##### EXTRACTED INFORMATION

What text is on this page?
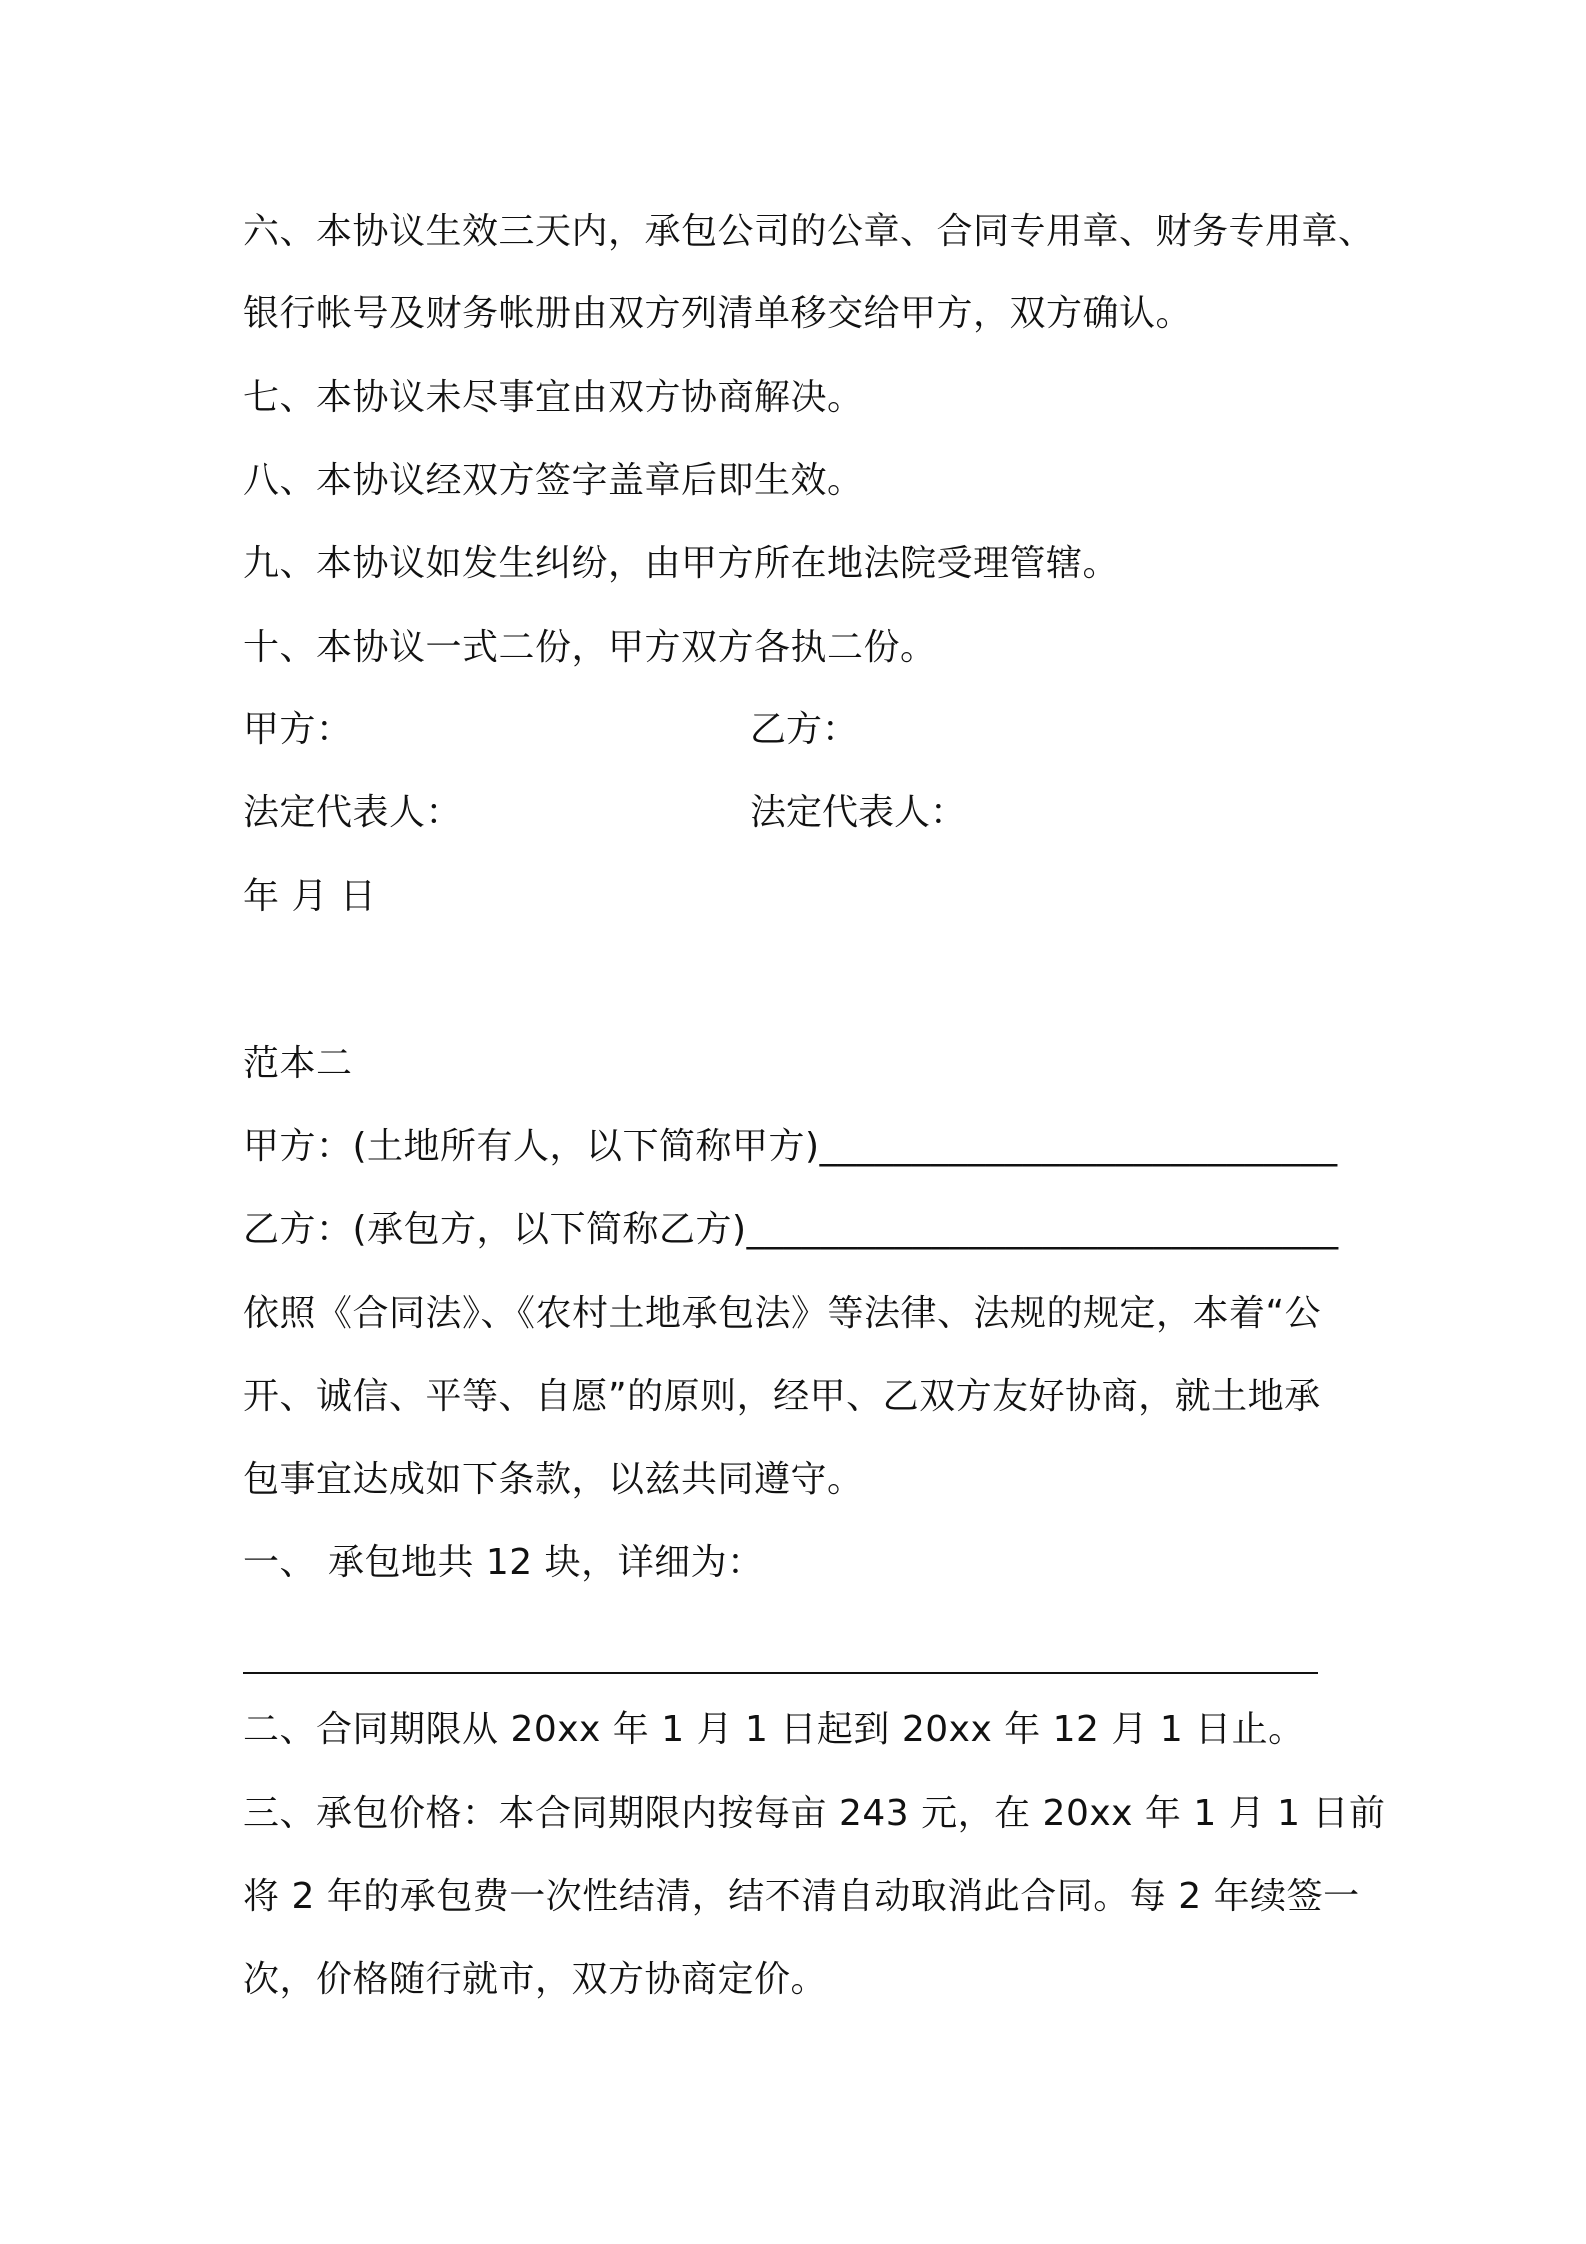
六、本协议生效三天内，承包公司的公章、合同专用章、财务专用章、
银行帐号及财务帐册由双方列清单移交给甲方，双方确认。
七、本协议未尽事宜由双方协商解决。
八、本协议经双方签字盖章后即生效。
九、本协议如发生纠纷，由甲方所在地法院受理管辖。
十、本协议一式二份，甲方双方各执二份。
甲方：	乙方：
法定代表人：	法定代表人：
年 月 日
范本二
甲方：(土地所有人，以下简称甲方)____________________________
乙方：(承包方，以下简称乙方)________________________________
依照《合同法》、《农村土地承包法》等法律、法规的规定，本着“公
开、诚信、平等、自愿”的原则，经甲、乙双方友好协商，就土地承
包事宜达成如下条款，以兹共同遵守。
一、 承包地共 12 块，详细为：
二、合同期限从 20xx 年 1 月 1 日起到 20xx 年 12 月 1 日止。
三、承包价格：本合同期限内按每亩 243 元，在 20xx 年 1 月 1 日前
将 2 年的承包费一次性结清，结不清自动取消此合同。每 2 年续签一
次，价格随行就市，双方协商定价。
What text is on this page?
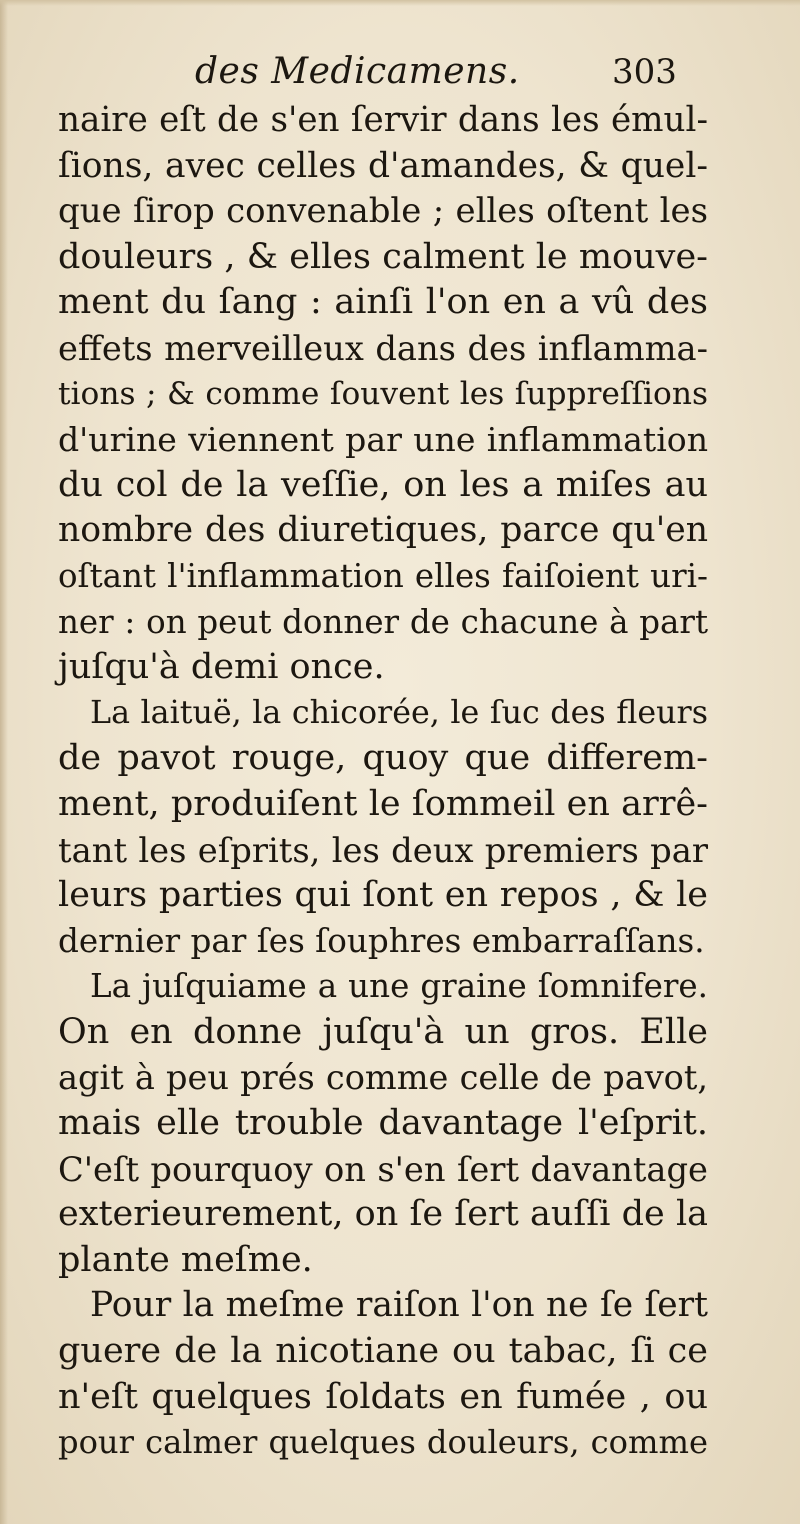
des Medicamens.	303
naire eſt de s'en ſervir dans les émul-
ſions, avec celles d'amandes, & quel-
que ſirop convenable ; elles oſtent les
douleurs , & elles calment le mouve-
ment du ſang : ainſi l'on en a vû des
effets merveilleux dans des inflamma-
tions ; & comme ſouvent les ſuppreſſions
d'urine viennent par une inflammation
du col de la veſſie, on les a miſes au
nombre des diuretiques, parce qu'en
oſtant l'inflammation elles faiſoient uri-
ner : on peut donner de chacune à part
juſqu'à demi once.
La laituë, la chicorée, le ſuc des fleurs
de pavot rouge, quoy que differem-
ment, produiſent le ſommeil en arrê-
tant les eſprits, les deux premiers par
leurs parties qui ſont en repos , & le
dernier par ſes ſouphres embarraſſans.
La juſquiame a une graine ſomnifere.
On en donne juſqu'à un gros. Elle
agit à peu prés comme celle de pavot,
mais elle trouble davantage l'eſprit.
C'eſt pourquoy on s'en ſert davantage
exterieurement, on ſe ſert auſſi de la
plante meſme.
Pour la meſme raiſon l'on ne ſe ſert
guere de la nicotiane ou tabac, ſi ce
n'eſt quelques ſoldats en fumée , ou
pour calmer quelques douleurs, comme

##########

*EXERCISE INSTRUCTIONS*.
Extract from the data every line where "quelques" shows up.

*EXPECTED OUTPUT*.
n'eſt quelques ſoldats en fumée , ou
pour calmer quelques douleurs, comme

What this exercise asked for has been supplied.